◆ **Set task**:
Pick out every line of the entries below where "العلوم" occurs, and copy those lines.

◆ **Provided records**:
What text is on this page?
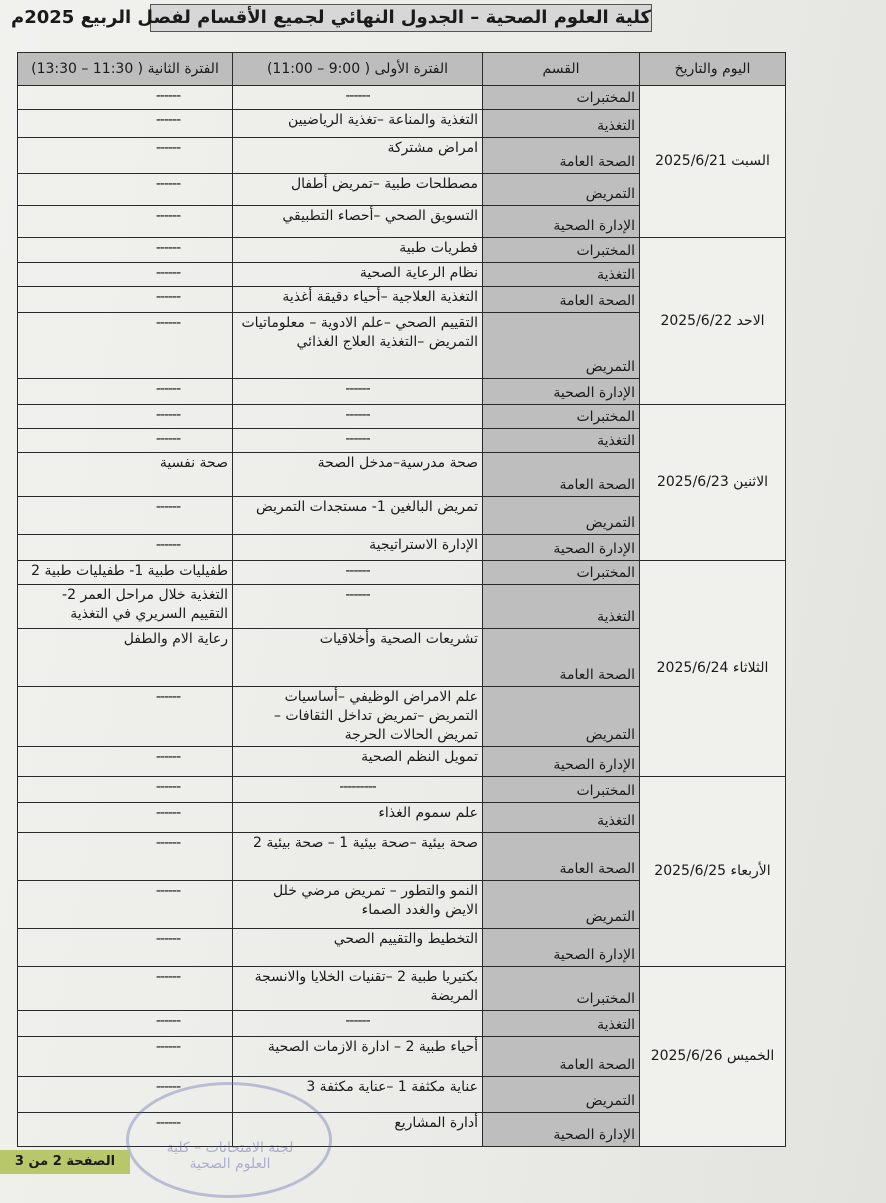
كلية العلوم الصحية – الجدول النهائي لجميع الأقسام لفصل الربيع 2025م
اليوم والتاريخ	القسم	الفترة الأولى ( 9:00 – 11:00)	الفترة الثانية ( 11:30 – 13:30)
السبت 2025/6/21	المختبرات	------	------
	التغذية	التغذية والمناعة –تغذية الرياضيين	------
	الصحة العامة	امراض مشتركة	------
	التمريض	مصطلحات طبية –تمريض أطفال	------
	الإدارة الصحية	التسويق الصحي –أحصاء التطبيقي	------
الاحد 2025/6/22	المختبرات	فطريات طبية	------
	التغذية	نظام الرعاية الصحية	------
	الصحة العامة	التغذية العلاجية –أحياء دقيقة أغذية	------
	التمريض	التقييم الصحي –علم الادوية – معلوماتيات التمريض –التغذية العلاج الغذائي	------
	الإدارة الصحية	------	------
الاثنين 2025/6/23	المختبرات	------	------
	التغذية	------	------
	الصحة العامة	صحة مدرسية–مدخل الصحة	صحة نفسية
	التمريض	تمريض البالغين 1- مستجدات التمريض	------
	الإدارة الصحية	الإدارة الاستراتيجية	------
الثلاثاء 2025/6/24	المختبرات	------	طفيليات طبية 1- طفيليات طبية 2
	التغذية	------	التغذية خلال مراحل العمر 2- التقييم السريري في التغذية
	الصحة العامة	تشريعات الصحية وأخلاقيات	رعاية الام والطفل
	التمريض	علم الامراض الوظيفي –أساسيات التمريض –تمريض تداخل الثقافات –تمريض الحالات الحرجة	------
	الإدارة الصحية	تمويل النظم الصحية	------
الأربعاء 2025/6/25	المختبرات	---------	------
	التغذية	علم سموم الغذاء	------
	الصحة العامة	صحة بيئية –صحة بيئية 1 – صحة بيئية 2	------
	التمريض	النمو والتطور – تمريض مرضي خلل الايض والغدد الصماء	------
	الإدارة الصحية	التخطيط والتقييم الصحي	------
الخميس 2025/6/26	المختبرات	بكتيريا طبية 2 –تقنيات الخلايا والانسجة المريضة	------
	التغذية	------	------
	الصحة العامة	أحياء طبية 2 – ادارة الازمات الصحية	------
	التمريض	عناية مكثفة 1 –عناية مكثفة 3	------
	الإدارة الصحية	أدارة المشاريع	------
لجنة الامتحانات – كلية العلوم الصحية
الصفحة 2 من 3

◆ **Solution below**:
كلية العلوم الصحية – الجدول النهائي لجميع الأقسام لفصل الربيع 2025م
لجنة الامتحانات – كلية العلوم الصحية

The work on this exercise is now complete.